# Exercise brief
Write each line out exactly, leaving none out.

Start of Data records

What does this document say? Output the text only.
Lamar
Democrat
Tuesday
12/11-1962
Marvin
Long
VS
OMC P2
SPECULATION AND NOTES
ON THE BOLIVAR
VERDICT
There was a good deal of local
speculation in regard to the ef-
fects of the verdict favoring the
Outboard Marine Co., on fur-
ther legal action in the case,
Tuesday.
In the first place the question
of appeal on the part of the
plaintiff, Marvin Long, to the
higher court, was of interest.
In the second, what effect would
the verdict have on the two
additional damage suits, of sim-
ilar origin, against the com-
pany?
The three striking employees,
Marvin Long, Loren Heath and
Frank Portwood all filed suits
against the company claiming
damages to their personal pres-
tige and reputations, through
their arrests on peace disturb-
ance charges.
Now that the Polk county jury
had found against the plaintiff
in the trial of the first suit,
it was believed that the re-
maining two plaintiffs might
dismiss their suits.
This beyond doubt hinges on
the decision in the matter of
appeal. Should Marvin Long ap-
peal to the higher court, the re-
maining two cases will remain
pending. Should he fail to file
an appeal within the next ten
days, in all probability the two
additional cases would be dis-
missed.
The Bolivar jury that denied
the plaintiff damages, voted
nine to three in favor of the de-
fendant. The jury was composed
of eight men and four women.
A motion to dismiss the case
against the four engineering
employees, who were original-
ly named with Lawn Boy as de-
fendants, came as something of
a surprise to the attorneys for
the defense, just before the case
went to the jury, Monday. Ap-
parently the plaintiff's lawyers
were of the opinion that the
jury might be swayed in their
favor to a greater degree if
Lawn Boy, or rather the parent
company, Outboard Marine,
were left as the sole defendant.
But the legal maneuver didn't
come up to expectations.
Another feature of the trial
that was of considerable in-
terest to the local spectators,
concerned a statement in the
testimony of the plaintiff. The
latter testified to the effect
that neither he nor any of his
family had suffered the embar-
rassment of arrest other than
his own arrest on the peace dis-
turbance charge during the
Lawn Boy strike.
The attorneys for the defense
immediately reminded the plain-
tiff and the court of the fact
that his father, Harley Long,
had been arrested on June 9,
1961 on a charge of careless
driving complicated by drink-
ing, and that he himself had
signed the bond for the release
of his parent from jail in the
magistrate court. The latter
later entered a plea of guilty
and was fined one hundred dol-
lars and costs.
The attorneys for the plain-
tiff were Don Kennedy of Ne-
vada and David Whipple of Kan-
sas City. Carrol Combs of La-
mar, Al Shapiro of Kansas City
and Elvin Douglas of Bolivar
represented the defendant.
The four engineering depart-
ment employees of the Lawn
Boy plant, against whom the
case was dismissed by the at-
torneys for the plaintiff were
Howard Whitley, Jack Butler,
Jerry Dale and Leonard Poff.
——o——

End of Data records

# Finished exercise
What does this document say? Output the text only.
Lamar
Democrat
Tuesday
12/11-1962
Marvin
Long
VS
OMC P2
SPECULATION AND NOTES
ON THE BOLIVAR
VERDICT
There was a good deal of local
speculation in regard to the ef-
fects of the verdict favoring the
Outboard Marine Co., on fur-
ther legal action in the case,
Tuesday.
In the first place the question
of appeal on the part of the
plaintiff, Marvin Long, to the
higher court, was of interest.
In the second, what effect would
the verdict have on the two
additional damage suits, of sim-
ilar origin, against the com-
pany?
The three striking employees,
Marvin Long, Loren Heath and
Frank Portwood all filed suits
against the company claiming
damages to their personal pres-
tige and reputations, through
their arrests on peace disturb-
ance charges.
Now that the Polk county jury
had found against the plaintiff
in the trial of the first suit,
it was believed that the re-
maining two plaintiffs might
dismiss their suits.
This beyond doubt hinges on
the decision in the matter of
appeal. Should Marvin Long ap-
peal to the higher court, the re-
maining two cases will remain
pending. Should he fail to file
an appeal within the next ten
days, in all probability the two
additional cases would be dis-
missed.
The Bolivar jury that denied
the plaintiff damages, voted
nine to three in favor of the de-
fendant. The jury was composed
of eight men and four women.
A motion to dismiss the case
against the four engineering
employees, who were original-
ly named with Lawn Boy as de-
fendants, came as something of
a surprise to the attorneys for
the defense, just before the case
went to the jury, Monday. Ap-
parently the plaintiff's lawyers
were of the opinion that the
jury might be swayed in their
favor to a greater degree if
Lawn Boy, or rather the parent
company, Outboard Marine,
were left as the sole defendant.
But the legal maneuver didn't
come up to expectations.
Another feature of the trial
that was of considerable in-
terest to the local spectators,
concerned a statement in the
testimony of the plaintiff. The
latter testified to the effect
that neither he nor any of his
family had suffered the embar-
rassment of arrest other than
his own arrest on the peace dis-
turbance charge during the
Lawn Boy strike.
The attorneys for the defense
immediately reminded the plain-
tiff and the court of the fact
that his father, Harley Long,
had been arrested on June 9,
1961 on a charge of careless
driving complicated by drink-
ing, and that he himself had
signed the bond for the release
of his parent from jail in the
magistrate court. The latter
later entered a plea of guilty
and was fined one hundred dol-
lars and costs.
The attorneys for the plain-
tiff were Don Kennedy of Ne-
vada and David Whipple of Kan-
sas City. Carrol Combs of La-
mar, Al Shapiro of Kansas City
and Elvin Douglas of Bolivar
represented the defendant.
The four engineering depart-
ment employees of the Lawn
Boy plant, against whom the
case was dismissed by the at-
torneys for the plaintiff were
Howard Whitley, Jack Butler,
Jerry Dale and Leonard Poff.
——o——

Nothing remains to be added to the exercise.